* BEGIN DATASET CONTENT *
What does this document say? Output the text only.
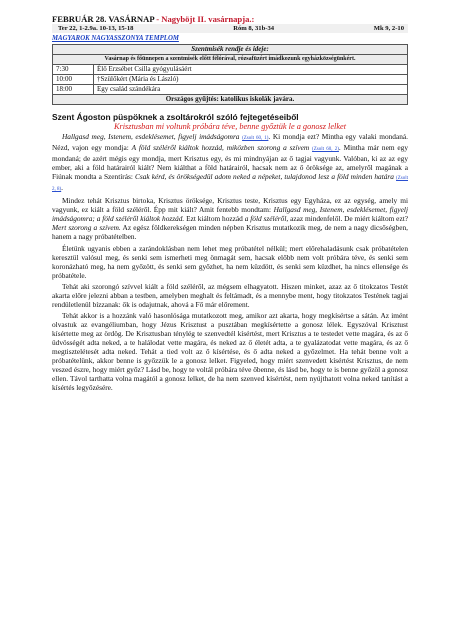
FEBRUÁR 28. VASÁRNAP - Nagyböjt II. vasárnapja.:
Ter 22, 1-2.9a. 10-13, 15-18	Róm 8, 31b-34	Mk 9, 2-10
MAGYAROK NAGYASSZONYA TEMPLOM
Szentmisék rendje és ideje:	
Vasárnap és főünnepen a szentmisék előtt félórával, rózsafüzért imádkozunk egyházközségünkért.	
7:30	Élő Erzsébet Csilla gyógyulásáért
10:00	†Szülőkért (Mária és László)
18:00	Egy család szándékára
Országos gyűjtés: katolikus iskolák javára.	
Szent Ágoston püspöknek a zsoltárokról szóló fejtegetéseiből
Krisztusban mi voltunk próbára téve, benne győztük le a gonosz lelket

Hallgasd meg, Istenem, esdeklésemet, figyelj imádságomra (Zsolt 60, 1). Ki mondja ezt? Mintha egy valaki mondaná. Nézd, vajon egy mondja: A föld széléről kiáltok hozzád, miközben szorong a szívem (Zsolt 60, 2). Mintha már nem egy mondaná; de azért mégis egy mondja, mert Krisztus egy, és mi mindnyájan az ő tagjai vagyunk. Valóban, ki az az egy ember, aki a föld határairól kiált? Nem kiálthat a föld határairól, hacsak nem az ő öröksége az, amelyről magának a Fiúnak mondta a Szentírás: Csak kérd, és örökségedül adom neked a népeket, tulajdonod lesz a föld minden határa (Zsolt 2, 8).

Mindez tehát Krisztus birtoka, Krisztus öröksége, Krisztus teste, Krisztus egy Egyháza, ez az egység, amely mi vagyunk, ez kiált a föld széléről. Épp mit kiált? Amit fentebb mondtam: Hallgasd meg, Istenem, esdeklésemet, figyelj imádságomra; a föld széléről kiáltok hozzád. Ezt kiáltom hozzád a föld széléről, azaz mindenfelől. De miért kiáltom ezt? Mert szorong a szívem. Az egész földkerekségen minden népben Krisztus mutatkozik meg, de nem a nagy dicsőségben, hanem a nagy próbatételben.

Életünk ugyanis ebben a zarándoklásban nem lehet meg próbatétel nélkül; mert előrehaladásunk csak próbatételen keresztül valósul meg, és senki sem ismerheti meg önmagát sem, hacsak előbb nem volt próbára téve, és senki sem koronázható meg, ha nem győzött, és senki sem győzhet, ha nem küzdött, és senki sem küzdhet, ha nincs ellensége és próbatétele.

Tehát aki szorongó szívvel kiált a föld széléről, az mégsem elhagyatott. Hiszen minket, azaz az ő titokzatos Testét akarta előre jelezni abban a testben, amelyben meghalt és feltámadt, és a mennybe ment, hogy titokzatos Testének tagjai rendületlenül bízzanak: ők is odajutnak, ahová a Fő már előrement.

Tehát akkor is a hozzánk való hasonlósága mutatkozott meg, amikor azt akarta, hogy megkísértse a sátán. Az imént olvastuk az evangéliumban, hogy Jézus Krisztust a pusztában megkísértette a gonosz lélek. Egyszóval Krisztust kísértette meg az ördög. De Krisztusban ténylég te szenvedtél kísértést, mert Krisztus a te testedet vette magára, és az ő üdvösségét adta neked, a te halálodat vette magára, és neked az ő életét adta, a te gyalázatodat vette magára, és az ő megtisztelétesét adta neked. Tehát a tied volt az ő kísértése, és ő adta neked a győzelmet. Ha tehát benne volt a próbatételünk, akkor benne is győzzük le a gonosz lelket. Figyeled, hogy miért szenvedett kísértést Krisztus, de nem veszed észre, hogy miért győz? Lásd be, hogy te voltál próbára téve őbenne, és lásd be, hogy te is benne győzöl a gonosz ellen. Távol tarthatta volna magától a gonosz lelket, de ha nem szenved kísértést, nem nyújthatott volna neked tanítást a kísértés legyőzésére.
* END DATASET CONTENT *
Every line above should be returned word for word, with the pictures left behind.

→ COMPLETE ANSWER
What does this document say? Output the text only.
FEBRUÁR 28. VASÁRNAP - Nagyböjt II. vasárnapja.:
Ter 22, 1-2.9a. 10-13, 15-18	Róm 8, 31b-34	Mk 9, 2-10
MAGYAROK NAGYASSZONYA TEMPLOM
Szentmisék rendje és ideje:	
Vasárnap és főünnepen a szentmisék előtt félórával, rózsafüzért imádkozunk egyházközségünkért.	
7:30	Élő Erzsébet Csilla gyógyulásáért
10:00	†Szülőkért (Mária és László)
18:00	Egy család szándékára
Országos gyűjtés: katolikus iskolák javára.	
Szent Ágoston püspöknek a zsoltárokról szóló fejtegetéseiből
Krisztusban mi voltunk próbára téve, benne győztük le a gonosz lelket

Hallgasd meg, Istenem, esdeklésemet, figyelj imádságomra (Zsolt 60, 1). Ki mondja ezt? Mintha egy valaki mondaná. Nézd, vajon egy mondja: A föld széléről kiáltok hozzád, miközben szorong a szívem (Zsolt 60, 2). Mintha már nem egy mondaná; de azért mégis egy mondja, mert Krisztus egy, és mi mindnyájan az ő tagjai vagyunk. Valóban, ki az az egy ember, aki a föld határairól kiált? Nem kiálthat a föld határairól, hacsak nem az ő öröksége az, amelyről magának a Fiúnak mondta a Szentírás: Csak kérd, és örökségedül adom neked a népeket, tulajdonod lesz a föld minden határa (Zsolt 2, 8).

Mindez tehát Krisztus birtoka, Krisztus öröksége, Krisztus teste, Krisztus egy Egyháza, ez az egység, amely mi vagyunk, ez kiált a föld széléről. Épp mit kiált? Amit fentebb mondtam: Hallgasd meg, Istenem, esdeklésemet, figyelj imádságomra; a föld széléről kiáltok hozzád. Ezt kiáltom hozzád a föld széléről, azaz mindenfelől. De miért kiáltom ezt? Mert szorong a szívem. Az egész földkerekségen minden népben Krisztus mutatkozik meg, de nem a nagy dicsőségben, hanem a nagy próbatételben.

Életünk ugyanis ebben a zarándoklásban nem lehet meg próbatétel nélkül; mert előrehaladásunk csak próbatételen keresztül valósul meg, és senki sem ismerheti meg önmagát sem, hacsak előbb nem volt próbára téve, és senki sem koronázható meg, ha nem győzött, és senki sem győzhet, ha nem küzdött, és senki sem küzdhet, ha nincs ellensége és próbatétele.

Tehát aki szorongó szívvel kiált a föld széléről, az mégsem elhagyatott. Hiszen minket, azaz az ő titokzatos Testét akarta előre jelezni abban a testben, amelyben meghalt és feltámadt, és a mennybe ment, hogy titokzatos Testének tagjai rendületlenül bízzanak: ők is odajutnak, ahová a Fő már előrement.

Tehát akkor is a hozzánk való hasonlósága mutatkozott meg, amikor azt akarta, hogy megkísértse a sátán. Az imént olvastuk az evangéliumban, hogy Jézus Krisztust a pusztában megkísértette a gonosz lélek. Egyszóval Krisztust kísértette meg az ördög. De Krisztusban ténylég te szenvedtél kísértést, mert Krisztus a te testedet vette magára, és az ő üdvösségét adta neked, a te halálodat vette magára, és neked az ő életét adta, a te gyalázatodat vette magára, és az ő megtisztelétesét adta neked. Tehát a tied volt az ő kísértése, és ő adta neked a győzelmet. Ha tehát benne volt a próbatételünk, akkor benne is győzzük le a gonosz lelket. Figyeled, hogy miért szenvedett kísértést Krisztus, de nem veszed észre, hogy miért győz? Lásd be, hogy te voltál próbára téve őbenne, és lásd be, hogy te is benne győzöl a gonosz ellen. Távol tarthatta volna magától a gonosz lelket, de ha nem szenved kísértést, nem nyújthatott volna neked tanítást a kísértés legyőzésére.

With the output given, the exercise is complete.